**Your objective**
Compute how many lines in the listing below hold the string "Vitamin", then state only the result.

**Given entries**
'''
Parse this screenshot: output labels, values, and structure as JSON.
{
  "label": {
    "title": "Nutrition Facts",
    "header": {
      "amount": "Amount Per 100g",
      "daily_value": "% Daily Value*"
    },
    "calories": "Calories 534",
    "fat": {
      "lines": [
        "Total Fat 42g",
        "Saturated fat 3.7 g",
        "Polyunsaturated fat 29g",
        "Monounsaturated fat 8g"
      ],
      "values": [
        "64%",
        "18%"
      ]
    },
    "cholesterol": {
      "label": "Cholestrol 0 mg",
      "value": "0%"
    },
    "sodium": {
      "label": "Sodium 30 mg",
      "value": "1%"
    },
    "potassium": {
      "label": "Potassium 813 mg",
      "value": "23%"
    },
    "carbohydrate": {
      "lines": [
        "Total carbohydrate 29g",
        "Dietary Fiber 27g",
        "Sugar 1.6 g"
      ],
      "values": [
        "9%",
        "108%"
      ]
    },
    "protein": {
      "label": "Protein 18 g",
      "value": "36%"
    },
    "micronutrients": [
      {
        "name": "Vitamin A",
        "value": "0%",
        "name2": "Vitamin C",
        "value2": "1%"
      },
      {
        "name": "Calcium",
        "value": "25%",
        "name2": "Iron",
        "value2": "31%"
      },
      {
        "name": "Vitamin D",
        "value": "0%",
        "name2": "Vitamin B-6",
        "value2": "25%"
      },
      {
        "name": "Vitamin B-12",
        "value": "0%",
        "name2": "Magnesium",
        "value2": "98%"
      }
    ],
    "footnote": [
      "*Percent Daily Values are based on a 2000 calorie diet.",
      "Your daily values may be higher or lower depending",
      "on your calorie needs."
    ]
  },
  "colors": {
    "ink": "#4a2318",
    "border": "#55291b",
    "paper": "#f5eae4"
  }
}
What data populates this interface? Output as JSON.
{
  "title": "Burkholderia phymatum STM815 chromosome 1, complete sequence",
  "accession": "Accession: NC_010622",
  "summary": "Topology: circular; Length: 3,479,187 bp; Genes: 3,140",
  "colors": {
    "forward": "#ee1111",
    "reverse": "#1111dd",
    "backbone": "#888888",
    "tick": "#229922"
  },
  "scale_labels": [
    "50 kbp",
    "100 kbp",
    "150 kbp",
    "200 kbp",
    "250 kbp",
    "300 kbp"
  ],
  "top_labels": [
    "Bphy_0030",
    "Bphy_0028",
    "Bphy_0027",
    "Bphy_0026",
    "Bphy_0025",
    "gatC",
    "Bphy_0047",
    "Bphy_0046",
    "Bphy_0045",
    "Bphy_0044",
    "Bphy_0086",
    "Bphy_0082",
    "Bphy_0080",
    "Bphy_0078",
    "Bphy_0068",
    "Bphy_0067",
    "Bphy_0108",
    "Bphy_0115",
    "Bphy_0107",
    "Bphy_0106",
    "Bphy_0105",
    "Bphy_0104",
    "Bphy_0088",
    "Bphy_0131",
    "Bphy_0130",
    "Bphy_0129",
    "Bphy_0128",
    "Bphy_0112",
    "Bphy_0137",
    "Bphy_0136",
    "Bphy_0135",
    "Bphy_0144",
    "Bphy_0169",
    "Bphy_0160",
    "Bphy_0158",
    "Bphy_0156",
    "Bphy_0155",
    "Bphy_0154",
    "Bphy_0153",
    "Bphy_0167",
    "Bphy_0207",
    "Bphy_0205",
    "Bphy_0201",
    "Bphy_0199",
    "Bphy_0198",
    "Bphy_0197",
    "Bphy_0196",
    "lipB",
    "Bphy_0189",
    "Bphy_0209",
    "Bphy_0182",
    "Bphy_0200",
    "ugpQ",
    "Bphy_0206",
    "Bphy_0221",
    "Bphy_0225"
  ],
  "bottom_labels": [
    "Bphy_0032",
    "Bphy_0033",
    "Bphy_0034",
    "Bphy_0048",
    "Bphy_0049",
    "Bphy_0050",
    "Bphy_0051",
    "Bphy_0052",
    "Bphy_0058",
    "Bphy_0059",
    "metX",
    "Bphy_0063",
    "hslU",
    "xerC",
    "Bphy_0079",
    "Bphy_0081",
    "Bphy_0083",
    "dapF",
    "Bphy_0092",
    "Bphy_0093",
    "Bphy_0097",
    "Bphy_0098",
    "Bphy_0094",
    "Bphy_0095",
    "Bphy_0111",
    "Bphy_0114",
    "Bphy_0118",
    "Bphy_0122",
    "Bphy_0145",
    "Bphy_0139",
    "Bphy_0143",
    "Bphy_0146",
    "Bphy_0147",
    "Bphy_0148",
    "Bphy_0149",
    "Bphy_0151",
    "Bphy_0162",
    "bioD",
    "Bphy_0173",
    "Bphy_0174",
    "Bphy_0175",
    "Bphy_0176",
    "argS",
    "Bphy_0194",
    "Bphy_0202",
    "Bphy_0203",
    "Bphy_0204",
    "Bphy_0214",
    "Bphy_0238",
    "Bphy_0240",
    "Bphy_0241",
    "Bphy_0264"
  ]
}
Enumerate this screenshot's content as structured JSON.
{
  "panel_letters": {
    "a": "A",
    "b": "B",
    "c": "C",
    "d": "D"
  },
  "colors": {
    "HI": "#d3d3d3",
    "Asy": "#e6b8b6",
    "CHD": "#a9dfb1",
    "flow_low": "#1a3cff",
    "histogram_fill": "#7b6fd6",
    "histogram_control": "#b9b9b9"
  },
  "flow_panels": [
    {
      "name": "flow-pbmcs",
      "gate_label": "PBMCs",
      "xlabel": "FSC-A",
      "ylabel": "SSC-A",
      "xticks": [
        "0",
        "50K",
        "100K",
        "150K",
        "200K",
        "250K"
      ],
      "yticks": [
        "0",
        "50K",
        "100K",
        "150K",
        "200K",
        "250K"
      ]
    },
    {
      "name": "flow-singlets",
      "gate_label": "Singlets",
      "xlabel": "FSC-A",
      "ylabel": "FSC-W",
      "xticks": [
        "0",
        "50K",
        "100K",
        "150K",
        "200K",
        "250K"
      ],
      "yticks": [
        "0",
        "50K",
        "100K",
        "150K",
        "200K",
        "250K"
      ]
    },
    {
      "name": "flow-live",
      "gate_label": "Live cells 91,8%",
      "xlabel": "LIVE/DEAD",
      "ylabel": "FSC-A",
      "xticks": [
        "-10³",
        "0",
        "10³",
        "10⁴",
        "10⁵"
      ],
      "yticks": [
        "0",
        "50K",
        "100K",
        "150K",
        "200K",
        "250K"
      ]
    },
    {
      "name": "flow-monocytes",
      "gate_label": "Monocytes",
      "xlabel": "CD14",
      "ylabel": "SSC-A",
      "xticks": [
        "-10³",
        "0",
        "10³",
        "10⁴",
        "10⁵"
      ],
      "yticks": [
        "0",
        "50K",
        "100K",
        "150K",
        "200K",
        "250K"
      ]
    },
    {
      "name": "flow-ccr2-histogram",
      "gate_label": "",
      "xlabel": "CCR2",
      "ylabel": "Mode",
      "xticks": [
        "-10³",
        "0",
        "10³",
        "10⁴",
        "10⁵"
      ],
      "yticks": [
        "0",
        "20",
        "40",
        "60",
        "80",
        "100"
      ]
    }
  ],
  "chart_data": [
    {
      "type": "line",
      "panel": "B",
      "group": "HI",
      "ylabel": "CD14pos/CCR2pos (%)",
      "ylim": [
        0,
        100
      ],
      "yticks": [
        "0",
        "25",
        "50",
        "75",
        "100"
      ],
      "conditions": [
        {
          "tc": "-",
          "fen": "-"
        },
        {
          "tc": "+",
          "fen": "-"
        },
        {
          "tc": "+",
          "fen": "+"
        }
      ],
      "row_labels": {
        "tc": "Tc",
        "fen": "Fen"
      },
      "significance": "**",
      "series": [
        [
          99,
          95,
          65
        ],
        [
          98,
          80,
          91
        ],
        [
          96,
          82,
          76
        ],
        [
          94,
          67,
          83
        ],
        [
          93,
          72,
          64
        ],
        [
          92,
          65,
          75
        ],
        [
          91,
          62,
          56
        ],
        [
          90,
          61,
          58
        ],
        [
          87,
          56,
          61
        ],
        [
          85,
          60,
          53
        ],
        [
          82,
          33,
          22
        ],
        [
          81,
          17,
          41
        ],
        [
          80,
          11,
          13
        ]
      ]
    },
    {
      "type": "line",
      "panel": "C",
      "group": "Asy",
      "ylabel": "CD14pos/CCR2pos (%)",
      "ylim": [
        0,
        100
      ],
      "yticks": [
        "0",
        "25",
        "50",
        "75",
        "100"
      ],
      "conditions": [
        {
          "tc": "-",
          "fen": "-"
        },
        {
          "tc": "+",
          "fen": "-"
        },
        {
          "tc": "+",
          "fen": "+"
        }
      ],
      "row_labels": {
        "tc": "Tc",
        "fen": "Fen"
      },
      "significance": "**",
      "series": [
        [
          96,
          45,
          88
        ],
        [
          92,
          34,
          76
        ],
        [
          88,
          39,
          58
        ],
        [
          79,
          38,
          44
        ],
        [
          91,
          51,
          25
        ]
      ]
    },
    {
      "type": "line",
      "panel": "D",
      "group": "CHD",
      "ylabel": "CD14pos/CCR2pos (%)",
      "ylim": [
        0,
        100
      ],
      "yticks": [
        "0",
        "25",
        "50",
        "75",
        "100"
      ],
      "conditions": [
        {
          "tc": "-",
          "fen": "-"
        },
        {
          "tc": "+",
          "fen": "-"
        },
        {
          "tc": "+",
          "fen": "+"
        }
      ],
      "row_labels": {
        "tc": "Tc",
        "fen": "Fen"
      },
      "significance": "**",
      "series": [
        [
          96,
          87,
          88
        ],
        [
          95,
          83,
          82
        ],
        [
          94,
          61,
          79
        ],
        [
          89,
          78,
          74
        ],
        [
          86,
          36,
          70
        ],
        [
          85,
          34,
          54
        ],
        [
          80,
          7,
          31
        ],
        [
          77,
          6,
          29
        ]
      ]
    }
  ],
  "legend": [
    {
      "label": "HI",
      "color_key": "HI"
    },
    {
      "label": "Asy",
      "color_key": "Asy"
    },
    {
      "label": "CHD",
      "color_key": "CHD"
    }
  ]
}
'''
**Finished task**
5